• _Given problem_
Return every record exactly as written.

• _Dataset records_
____________________

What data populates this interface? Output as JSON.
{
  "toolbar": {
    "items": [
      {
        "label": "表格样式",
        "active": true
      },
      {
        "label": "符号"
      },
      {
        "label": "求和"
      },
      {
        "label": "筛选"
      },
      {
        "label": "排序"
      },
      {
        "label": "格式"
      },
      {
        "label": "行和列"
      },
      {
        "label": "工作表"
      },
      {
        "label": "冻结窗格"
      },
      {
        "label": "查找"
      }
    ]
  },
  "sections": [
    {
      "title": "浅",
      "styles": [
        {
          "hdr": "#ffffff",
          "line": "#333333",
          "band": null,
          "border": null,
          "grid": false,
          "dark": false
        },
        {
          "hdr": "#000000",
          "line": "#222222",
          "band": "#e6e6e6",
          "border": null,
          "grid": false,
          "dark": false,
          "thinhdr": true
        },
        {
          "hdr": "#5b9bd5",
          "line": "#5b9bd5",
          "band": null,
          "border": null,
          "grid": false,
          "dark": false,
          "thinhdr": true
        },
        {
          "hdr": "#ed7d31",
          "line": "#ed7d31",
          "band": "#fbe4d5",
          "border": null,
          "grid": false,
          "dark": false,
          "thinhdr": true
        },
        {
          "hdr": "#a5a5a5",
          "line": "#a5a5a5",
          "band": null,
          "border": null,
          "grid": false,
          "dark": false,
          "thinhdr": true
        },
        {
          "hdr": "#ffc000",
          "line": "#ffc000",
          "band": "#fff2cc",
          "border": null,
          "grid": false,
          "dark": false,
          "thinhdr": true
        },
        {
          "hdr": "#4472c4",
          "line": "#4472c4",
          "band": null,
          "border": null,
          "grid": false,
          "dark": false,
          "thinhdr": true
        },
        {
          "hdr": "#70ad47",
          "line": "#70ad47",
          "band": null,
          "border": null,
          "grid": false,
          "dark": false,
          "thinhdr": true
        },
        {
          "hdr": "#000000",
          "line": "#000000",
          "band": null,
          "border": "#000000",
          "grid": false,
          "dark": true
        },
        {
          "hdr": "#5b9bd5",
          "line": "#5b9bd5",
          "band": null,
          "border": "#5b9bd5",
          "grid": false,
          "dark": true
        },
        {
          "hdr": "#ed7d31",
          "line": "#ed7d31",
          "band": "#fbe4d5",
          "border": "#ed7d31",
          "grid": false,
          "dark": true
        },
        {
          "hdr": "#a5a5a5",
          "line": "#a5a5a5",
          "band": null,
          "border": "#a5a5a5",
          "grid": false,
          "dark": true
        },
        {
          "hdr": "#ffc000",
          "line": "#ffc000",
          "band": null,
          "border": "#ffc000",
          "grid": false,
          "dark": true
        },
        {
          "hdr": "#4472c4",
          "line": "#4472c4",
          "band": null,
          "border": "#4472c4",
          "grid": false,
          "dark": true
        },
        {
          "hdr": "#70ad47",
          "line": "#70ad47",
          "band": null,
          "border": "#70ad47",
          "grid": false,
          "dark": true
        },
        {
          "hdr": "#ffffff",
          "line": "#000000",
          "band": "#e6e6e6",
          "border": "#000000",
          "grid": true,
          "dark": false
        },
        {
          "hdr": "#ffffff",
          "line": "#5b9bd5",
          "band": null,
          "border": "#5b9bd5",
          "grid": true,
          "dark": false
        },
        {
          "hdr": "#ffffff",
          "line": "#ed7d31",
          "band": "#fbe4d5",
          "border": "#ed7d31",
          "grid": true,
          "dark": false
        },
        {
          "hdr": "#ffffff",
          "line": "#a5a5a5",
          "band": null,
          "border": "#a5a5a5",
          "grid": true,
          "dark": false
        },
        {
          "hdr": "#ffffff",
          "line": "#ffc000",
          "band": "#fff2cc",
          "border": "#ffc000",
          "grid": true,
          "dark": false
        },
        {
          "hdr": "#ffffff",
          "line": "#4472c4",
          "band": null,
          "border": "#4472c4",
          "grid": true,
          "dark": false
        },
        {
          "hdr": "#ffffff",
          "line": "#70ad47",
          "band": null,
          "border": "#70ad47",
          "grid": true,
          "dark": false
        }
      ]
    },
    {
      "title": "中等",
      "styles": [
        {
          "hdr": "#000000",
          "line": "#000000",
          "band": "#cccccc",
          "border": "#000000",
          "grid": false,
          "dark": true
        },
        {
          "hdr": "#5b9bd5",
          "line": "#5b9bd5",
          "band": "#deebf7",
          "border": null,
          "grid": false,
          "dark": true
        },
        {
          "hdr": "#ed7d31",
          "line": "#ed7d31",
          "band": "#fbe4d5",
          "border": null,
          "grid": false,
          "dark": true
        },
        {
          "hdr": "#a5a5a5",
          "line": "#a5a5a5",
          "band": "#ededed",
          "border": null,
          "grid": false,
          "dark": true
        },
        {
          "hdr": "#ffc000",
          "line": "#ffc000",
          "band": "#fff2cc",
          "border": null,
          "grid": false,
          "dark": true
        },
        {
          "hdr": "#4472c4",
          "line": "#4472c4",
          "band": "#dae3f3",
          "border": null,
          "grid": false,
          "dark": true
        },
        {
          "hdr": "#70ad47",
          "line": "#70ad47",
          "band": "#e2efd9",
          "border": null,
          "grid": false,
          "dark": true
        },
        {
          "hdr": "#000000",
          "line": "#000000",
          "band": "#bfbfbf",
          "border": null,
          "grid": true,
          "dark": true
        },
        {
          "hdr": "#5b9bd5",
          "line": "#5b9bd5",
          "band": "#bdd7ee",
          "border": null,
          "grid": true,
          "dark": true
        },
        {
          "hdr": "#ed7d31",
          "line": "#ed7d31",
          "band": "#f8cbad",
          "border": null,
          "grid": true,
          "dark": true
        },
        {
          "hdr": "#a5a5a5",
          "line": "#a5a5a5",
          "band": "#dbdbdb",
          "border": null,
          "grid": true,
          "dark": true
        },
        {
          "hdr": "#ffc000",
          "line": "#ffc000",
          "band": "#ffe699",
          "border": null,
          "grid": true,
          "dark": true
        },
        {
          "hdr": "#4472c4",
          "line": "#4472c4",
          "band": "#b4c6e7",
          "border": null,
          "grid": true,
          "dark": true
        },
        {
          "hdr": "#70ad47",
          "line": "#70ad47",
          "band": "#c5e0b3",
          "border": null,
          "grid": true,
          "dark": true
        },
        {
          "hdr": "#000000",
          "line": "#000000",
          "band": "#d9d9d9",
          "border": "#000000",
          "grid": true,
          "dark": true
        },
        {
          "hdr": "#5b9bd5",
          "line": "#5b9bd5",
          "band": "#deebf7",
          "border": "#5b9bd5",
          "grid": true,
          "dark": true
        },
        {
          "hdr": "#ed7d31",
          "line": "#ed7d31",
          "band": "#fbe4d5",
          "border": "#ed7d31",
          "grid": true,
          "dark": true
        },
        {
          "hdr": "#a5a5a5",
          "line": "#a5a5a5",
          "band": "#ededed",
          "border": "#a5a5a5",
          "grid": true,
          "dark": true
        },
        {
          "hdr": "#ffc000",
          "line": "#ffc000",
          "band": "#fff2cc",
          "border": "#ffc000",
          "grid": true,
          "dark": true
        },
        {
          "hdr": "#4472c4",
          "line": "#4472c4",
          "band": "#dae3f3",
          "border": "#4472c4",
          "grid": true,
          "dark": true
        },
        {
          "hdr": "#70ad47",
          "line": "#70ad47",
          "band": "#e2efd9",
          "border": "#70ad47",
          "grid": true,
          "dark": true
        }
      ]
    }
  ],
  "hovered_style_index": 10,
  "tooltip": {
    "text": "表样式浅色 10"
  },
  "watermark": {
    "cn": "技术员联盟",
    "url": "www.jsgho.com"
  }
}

____________________

• _Output for this exercise_
What data populates this interface? Output as JSON.
{
  "toolbar": {
    "items": [
      {
        "label": "表格样式",
        "active": true
      },
      {
        "label": "符号"
      },
      {
        "label": "求和"
      },
      {
        "label": "筛选"
      },
      {
        "label": "排序"
      },
      {
        "label": "格式"
      },
      {
        "label": "行和列"
      },
      {
        "label": "工作表"
      },
      {
        "label": "冻结窗格"
      },
      {
        "label": "查找"
      }
    ]
  },
  "sections": [
    {
      "title": "浅",
      "styles": [
        {
          "hdr": "#ffffff",
          "line": "#333333",
          "band": null,
          "border": null,
          "grid": false,
          "dark": false
        },
        {
          "hdr": "#000000",
          "line": "#222222",
          "band": "#e6e6e6",
          "border": null,
          "grid": false,
          "dark": false,
          "thinhdr": true
        },
        {
          "hdr": "#5b9bd5",
          "line": "#5b9bd5",
          "band": null,
          "border": null,
          "grid": false,
          "dark": false,
          "thinhdr": true
        },
        {
          "hdr": "#ed7d31",
          "line": "#ed7d31",
          "band": "#fbe4d5",
          "border": null,
          "grid": false,
          "dark": false,
          "thinhdr": true
        },
        {
          "hdr": "#a5a5a5",
          "line": "#a5a5a5",
          "band": null,
          "border": null,
          "grid": false,
          "dark": false,
          "thinhdr": true
        },
        {
          "hdr": "#ffc000",
          "line": "#ffc000",
          "band": "#fff2cc",
          "border": null,
          "grid": false,
          "dark": false,
          "thinhdr": true
        },
        {
          "hdr": "#4472c4",
          "line": "#4472c4",
          "band": null,
          "border": null,
          "grid": false,
          "dark": false,
          "thinhdr": true
        },
        {
          "hdr": "#70ad47",
          "line": "#70ad47",
          "band": null,
          "border": null,
          "grid": false,
          "dark": false,
          "thinhdr": true
        },
        {
          "hdr": "#000000",
          "line": "#000000",
          "band": null,
          "border": "#000000",
          "grid": false,
          "dark": true
        },
        {
          "hdr": "#5b9bd5",
          "line": "#5b9bd5",
          "band": null,
          "border": "#5b9bd5",
          "grid": false,
          "dark": true
        },
        {
          "hdr": "#ed7d31",
          "line": "#ed7d31",
          "band": "#fbe4d5",
          "border": "#ed7d31",
          "grid": false,
          "dark": true
        },
        {
          "hdr": "#a5a5a5",
          "line": "#a5a5a5",
          "band": null,
          "border": "#a5a5a5",
          "grid": false,
          "dark": true
        },
        {
          "hdr": "#ffc000",
          "line": "#ffc000",
          "band": null,
          "border": "#ffc000",
          "grid": false,
          "dark": true
        },
        {
          "hdr": "#4472c4",
          "line": "#4472c4",
          "band": null,
          "border": "#4472c4",
          "grid": false,
          "dark": true
        },
        {
          "hdr": "#70ad47",
          "line": "#70ad47",
          "band": null,
          "border": "#70ad47",
          "grid": false,
          "dark": true
        },
        {
          "hdr": "#ffffff",
          "line": "#000000",
          "band": "#e6e6e6",
          "border": "#000000",
          "grid": true,
          "dark": false
        },
        {
          "hdr": "#ffffff",
          "line": "#5b9bd5",
          "band": null,
          "border": "#5b9bd5",
          "grid": true,
          "dark": false
        },
        {
          "hdr": "#ffffff",
          "line": "#ed7d31",
          "band": "#fbe4d5",
          "border": "#ed7d31",
          "grid": true,
          "dark": false
        },
        {
          "hdr": "#ffffff",
          "line": "#a5a5a5",
          "band": null,
          "border": "#a5a5a5",
          "grid": true,
          "dark": false
        },
        {
          "hdr": "#ffffff",
          "line": "#ffc000",
          "band": "#fff2cc",
          "border": "#ffc000",
          "grid": true,
          "dark": false
        },
        {
          "hdr": "#ffffff",
          "line": "#4472c4",
          "band": null,
          "border": "#4472c4",
          "grid": true,
          "dark": false
        },
        {
          "hdr": "#ffffff",
          "line": "#70ad47",
          "band": null,
          "border": "#70ad47",
          "grid": true,
          "dark": false
        }
      ]
    },
    {
      "title": "中等",
      "styles": [
        {
          "hdr": "#000000",
          "line": "#000000",
          "band": "#cccccc",
          "border": "#000000",
          "grid": false,
          "dark": true
        },
        {
          "hdr": "#5b9bd5",
          "line": "#5b9bd5",
          "band": "#deebf7",
          "border": null,
          "grid": false,
          "dark": true
        },
        {
          "hdr": "#ed7d31",
          "line": "#ed7d31",
          "band": "#fbe4d5",
          "border": null,
          "grid": false,
          "dark": true
        },
        {
          "hdr": "#a5a5a5",
          "line": "#a5a5a5",
          "band": "#ededed",
          "border": null,
          "grid": false,
          "dark": true
        },
        {
          "hdr": "#ffc000",
          "line": "#ffc000",
          "band": "#fff2cc",
          "border": null,
          "grid": false,
          "dark": true
        },
        {
          "hdr": "#4472c4",
          "line": "#4472c4",
          "band": "#dae3f3",
          "border": null,
          "grid": false,
          "dark": true
        },
        {
          "hdr": "#70ad47",
          "line": "#70ad47",
          "band": "#e2efd9",
          "border": null,
          "grid": false,
          "dark": true
        },
        {
          "hdr": "#000000",
          "line": "#000000",
          "band": "#bfbfbf",
          "border": null,
          "grid": true,
          "dark": true
        },
        {
          "hdr": "#5b9bd5",
          "line": "#5b9bd5",
          "band": "#bdd7ee",
          "border": null,
          "grid": true,
          "dark": true
        },
        {
          "hdr": "#ed7d31",
          "line": "#ed7d31",
          "band": "#f8cbad",
          "border": null,
          "grid": true,
          "dark": true
        },
        {
          "hdr": "#a5a5a5",
          "line": "#a5a5a5",
          "band": "#dbdbdb",
          "border": null,
          "grid": true,
          "dark": true
        },
        {
          "hdr": "#ffc000",
          "line": "#ffc000",
          "band": "#ffe699",
          "border": null,
          "grid": true,
          "dark": true
        },
        {
          "hdr": "#4472c4",
          "line": "#4472c4",
          "band": "#b4c6e7",
          "border": null,
          "grid": true,
          "dark": true
        },
        {
          "hdr": "#70ad47",
          "line": "#70ad47",
          "band": "#c5e0b3",
          "border": null,
          "grid": true,
          "dark": true
        },
        {
          "hdr": "#000000",
          "line": "#000000",
          "band": "#d9d9d9",
          "border": "#000000",
          "grid": true,
          "dark": true
        },
        {
          "hdr": "#5b9bd5",
          "line": "#5b9bd5",
          "band": "#deebf7",
          "border": "#5b9bd5",
          "grid": true,
          "dark": true
        },
        {
          "hdr": "#ed7d31",
          "line": "#ed7d31",
          "band": "#fbe4d5",
          "border": "#ed7d31",
          "grid": true,
          "dark": true
        },
        {
          "hdr": "#a5a5a5",
          "line": "#a5a5a5",
          "band": "#ededed",
          "border": "#a5a5a5",
          "grid": true,
          "dark": true
        },
        {
          "hdr": "#ffc000",
          "line": "#ffc000",
          "band": "#fff2cc",
          "border": "#ffc000",
          "grid": true,
          "dark": true
        },
        {
          "hdr": "#4472c4",
          "line": "#4472c4",
          "band": "#dae3f3",
          "border": "#4472c4",
          "grid": true,
          "dark": true
        },
        {
          "hdr": "#70ad47",
          "line": "#70ad47",
          "band": "#e2efd9",
          "border": "#70ad47",
          "grid": true,
          "dark": true
        }
      ]
    }
  ],
  "hovered_style_index": 10,
  "tooltip": {
    "text": "表样式浅色 10"
  },
  "watermark": {
    "cn": "技术员联盟",
    "url": "www.jsgho.com"
  }
}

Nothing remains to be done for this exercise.